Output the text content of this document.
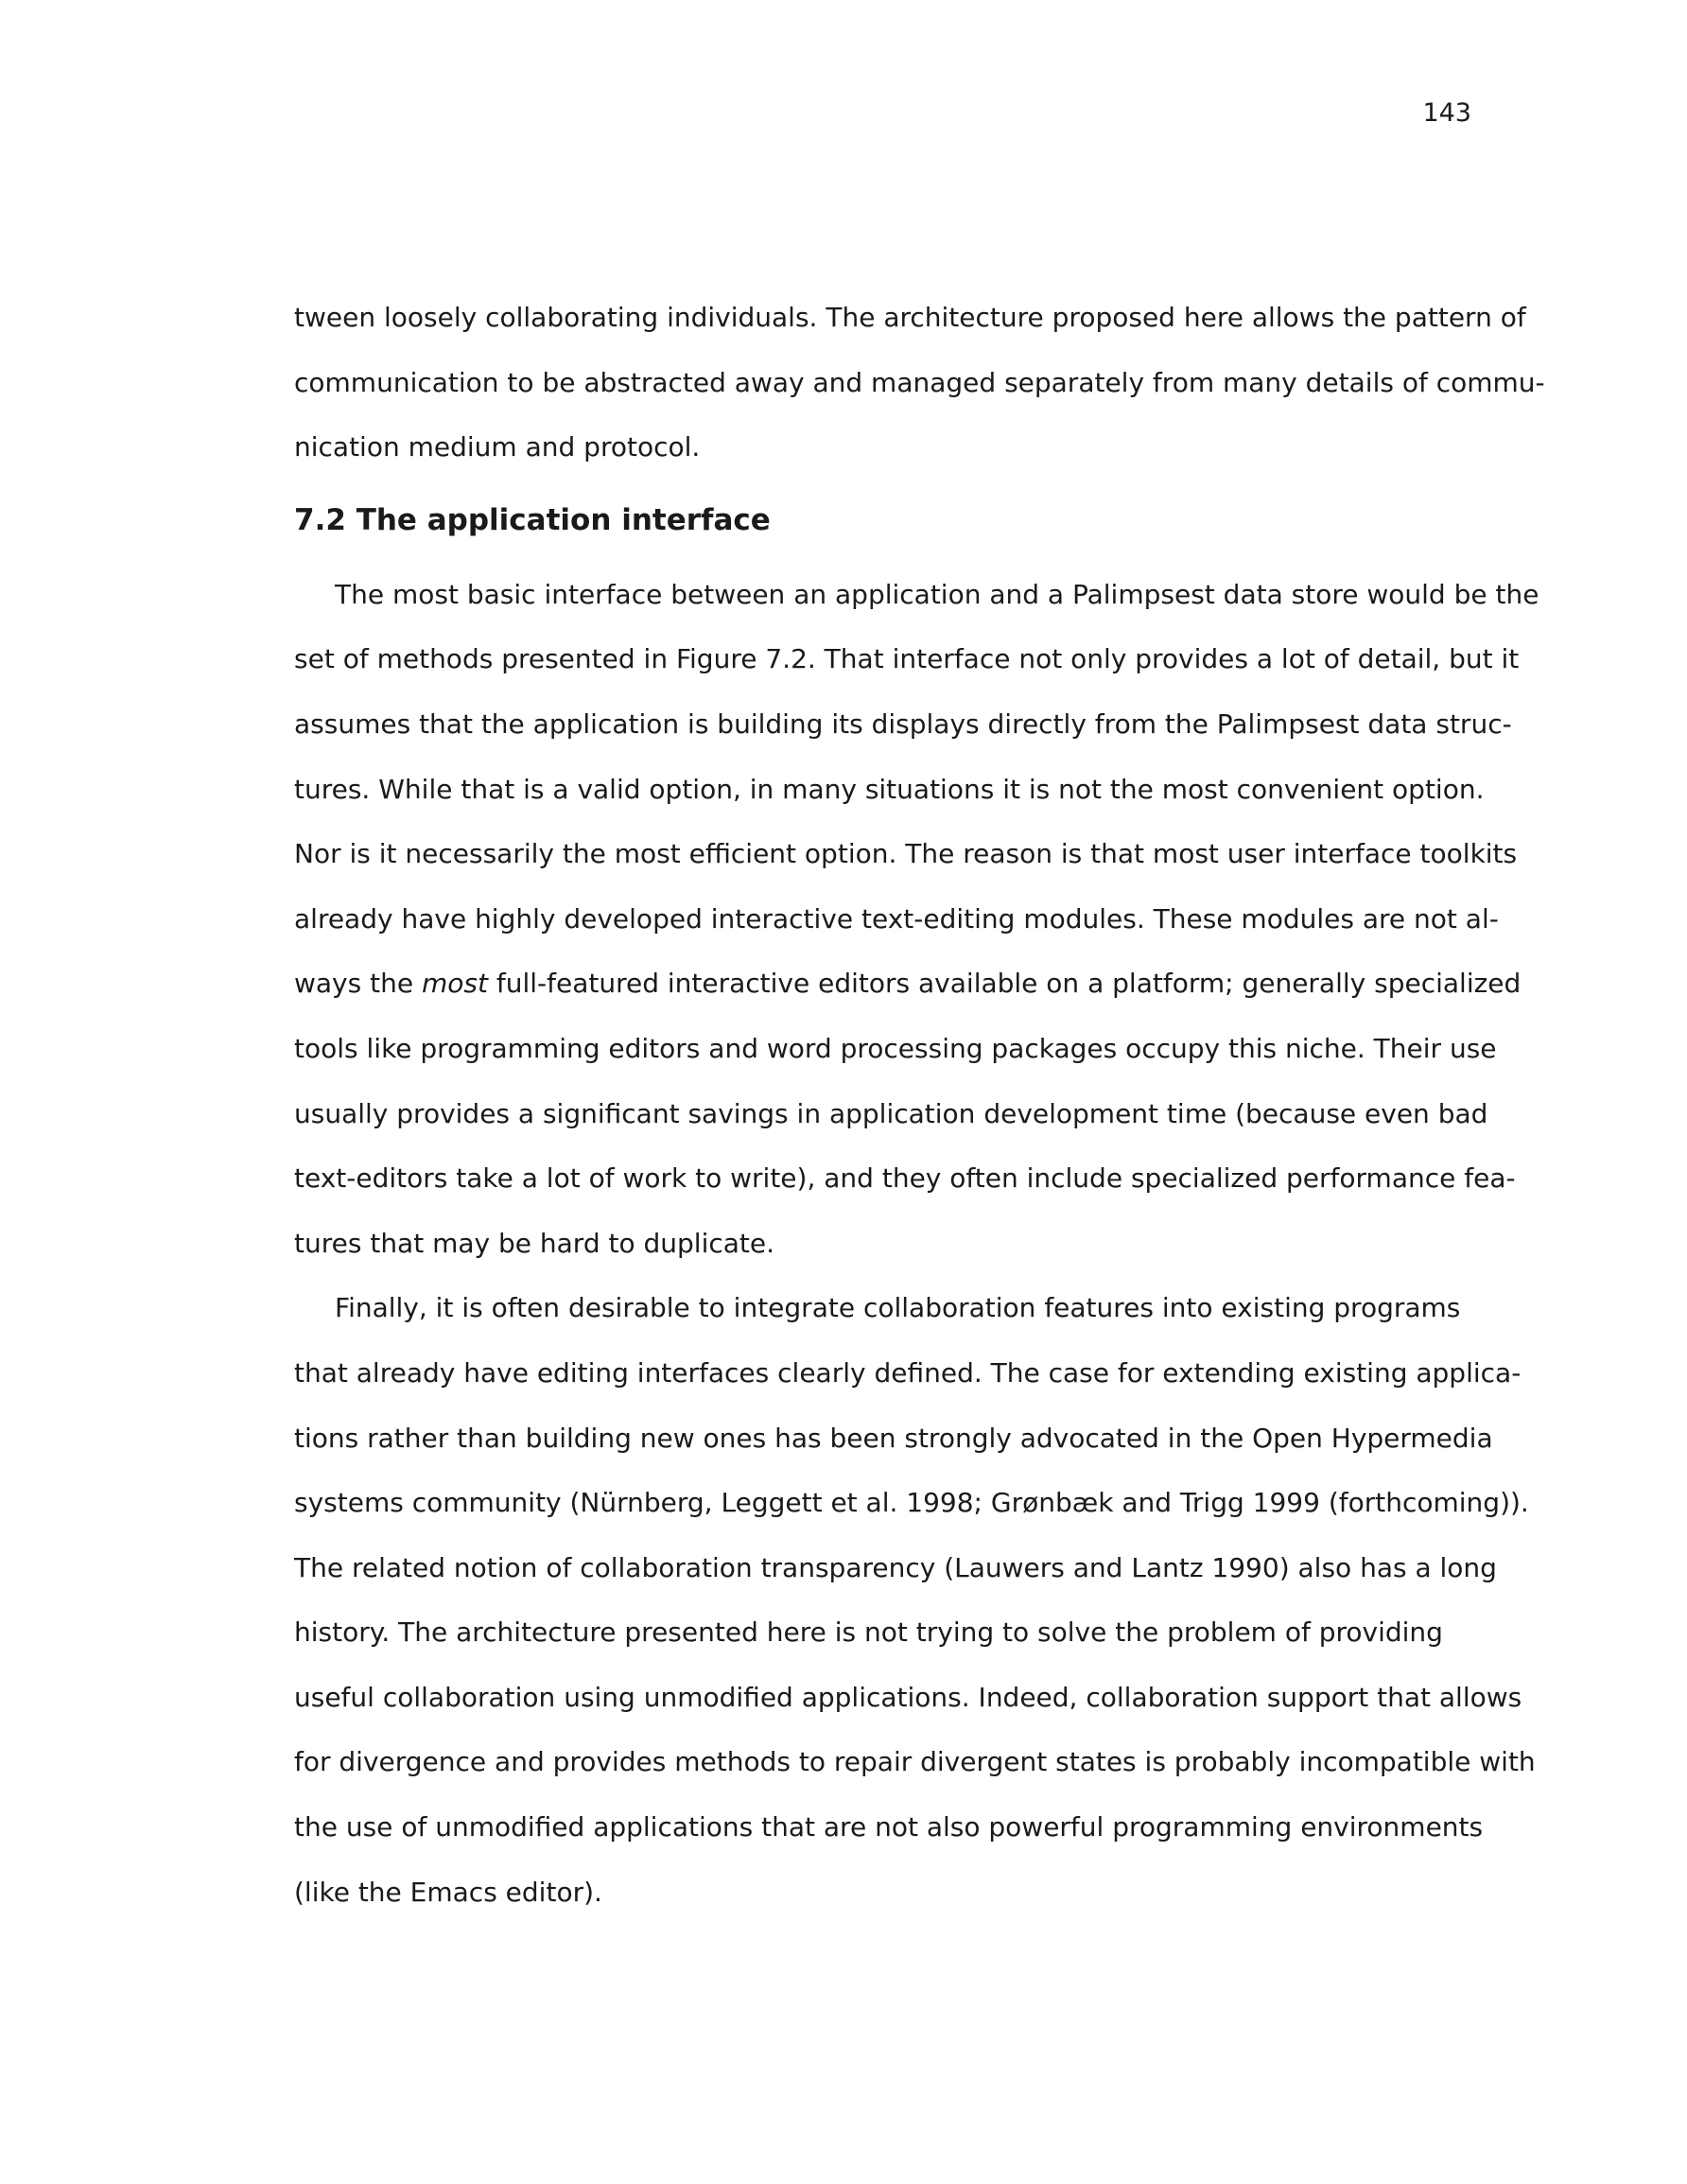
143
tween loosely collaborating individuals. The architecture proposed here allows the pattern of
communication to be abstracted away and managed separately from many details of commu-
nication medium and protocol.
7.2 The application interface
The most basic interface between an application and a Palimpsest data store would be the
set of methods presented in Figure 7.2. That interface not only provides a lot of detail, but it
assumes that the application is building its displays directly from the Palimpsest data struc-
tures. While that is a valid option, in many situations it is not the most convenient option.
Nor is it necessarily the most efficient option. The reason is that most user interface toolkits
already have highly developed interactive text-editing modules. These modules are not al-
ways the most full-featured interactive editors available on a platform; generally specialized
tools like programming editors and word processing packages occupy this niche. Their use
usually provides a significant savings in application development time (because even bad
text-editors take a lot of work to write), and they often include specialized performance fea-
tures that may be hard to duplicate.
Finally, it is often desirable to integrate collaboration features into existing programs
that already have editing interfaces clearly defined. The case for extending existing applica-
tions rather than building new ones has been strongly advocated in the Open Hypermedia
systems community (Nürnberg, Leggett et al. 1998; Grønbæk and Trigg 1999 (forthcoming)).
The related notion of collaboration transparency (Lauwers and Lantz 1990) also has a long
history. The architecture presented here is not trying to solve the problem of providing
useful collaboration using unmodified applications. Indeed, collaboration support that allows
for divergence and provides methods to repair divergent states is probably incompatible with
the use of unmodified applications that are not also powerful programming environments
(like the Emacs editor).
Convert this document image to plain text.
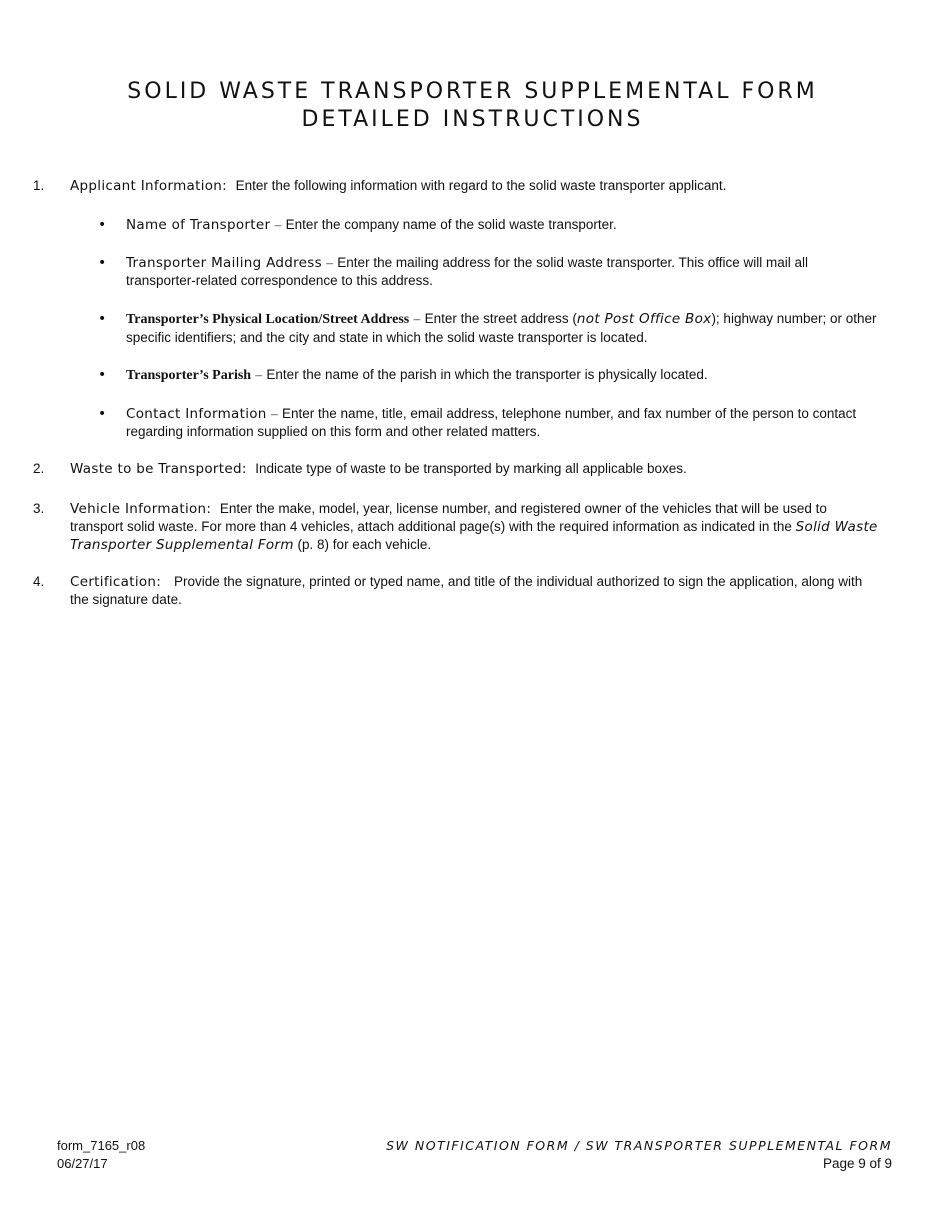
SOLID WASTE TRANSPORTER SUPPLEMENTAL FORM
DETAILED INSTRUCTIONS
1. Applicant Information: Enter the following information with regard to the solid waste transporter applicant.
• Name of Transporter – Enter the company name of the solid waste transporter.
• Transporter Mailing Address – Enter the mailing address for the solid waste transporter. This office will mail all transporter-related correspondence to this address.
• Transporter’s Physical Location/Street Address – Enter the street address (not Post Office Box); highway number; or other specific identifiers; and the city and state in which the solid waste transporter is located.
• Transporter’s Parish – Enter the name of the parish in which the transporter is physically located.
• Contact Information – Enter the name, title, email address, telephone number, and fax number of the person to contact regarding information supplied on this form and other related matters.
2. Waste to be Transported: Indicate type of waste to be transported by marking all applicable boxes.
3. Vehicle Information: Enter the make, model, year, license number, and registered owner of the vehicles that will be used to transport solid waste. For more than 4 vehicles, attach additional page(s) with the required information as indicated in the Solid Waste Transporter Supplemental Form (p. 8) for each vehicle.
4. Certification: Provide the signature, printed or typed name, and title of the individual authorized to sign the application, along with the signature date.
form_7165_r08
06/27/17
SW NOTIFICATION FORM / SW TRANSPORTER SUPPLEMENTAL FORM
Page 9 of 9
▬▬▬▬▬▬▬▬▬▬
> _Directions_: Omitting all images, print the listing exactly.

> _Exercise solution_:
Output the text content of this document.
143
tween loosely collaborating individuals. The architecture proposed here allows the pattern of
communication to be abstracted away and managed separately from many details of commu-
nication medium and protocol.
7.2 The application interface
The most basic interface between an application and a Palimpsest data store would be the
set of methods presented in Figure 7.2. That interface not only provides a lot of detail, but it
assumes that the application is building its displays directly from the Palimpsest data struc-
tures. While that is a valid option, in many situations it is not the most convenient option.
Nor is it necessarily the most efficient option. The reason is that most user interface toolkits
already have highly developed interactive text-editing modules. These modules are not al-
ways the most full-featured interactive editors available on a platform; generally specialized
tools like programming editors and word processing packages occupy this niche. Their use
usually provides a significant savings in application development time (because even bad
text-editors take a lot of work to write), and they often include specialized performance fea-
tures that may be hard to duplicate.
Finally, it is often desirable to integrate collaboration features into existing programs
that already have editing interfaces clearly defined. The case for extending existing applica-
tions rather than building new ones has been strongly advocated in the Open Hypermedia
systems community (Nürnberg, Leggett et al. 1998; Grønbæk and Trigg 1999 (forthcoming)).
The related notion of collaboration transparency (Lauwers and Lantz 1990) also has a long
history. The architecture presented here is not trying to solve the problem of providing
useful collaboration using unmodified applications. Indeed, collaboration support that allows
for divergence and provides methods to repair divergent states is probably incompatible with
the use of unmodified applications that are not also powerful programming environments
(like the Emacs editor).
Convert this document image to plain text.
SOLID WASTE TRANSPORTER SUPPLEMENTAL FORM
DETAILED INSTRUCTIONS
1. Applicant Information: Enter the following information with regard to the solid waste transporter applicant.
• Name of Transporter – Enter the company name of the solid waste transporter.
• Transporter Mailing Address – Enter the mailing address for the solid waste transporter. This office will mail all transporter-related correspondence to this address.
• Transporter’s Physical Location/Street Address – Enter the street address (not Post Office Box); highway number; or other specific identifiers; and the city and state in which the solid waste transporter is located.
• Transporter’s Parish – Enter the name of the parish in which the transporter is physically located.
• Contact Information – Enter the name, title, email address, telephone number, and fax number of the person to contact regarding information supplied on this form and other related matters.
2. Waste to be Transported: Indicate type of waste to be transported by marking all applicable boxes.
3. Vehicle Information: Enter the make, model, year, license number, and registered owner of the vehicles that will be used to transport solid waste. For more than 4 vehicles, attach additional page(s) with the required information as indicated in the Solid Waste Transporter Supplemental Form (p. 8) for each vehicle.
4. Certification: Provide the signature, printed or typed name, and title of the individual authorized to sign the application, along with the signature date.
form_7165_r08
06/27/17
SW NOTIFICATION FORM / SW TRANSPORTER SUPPLEMENTAL FORM
Page 9 of 9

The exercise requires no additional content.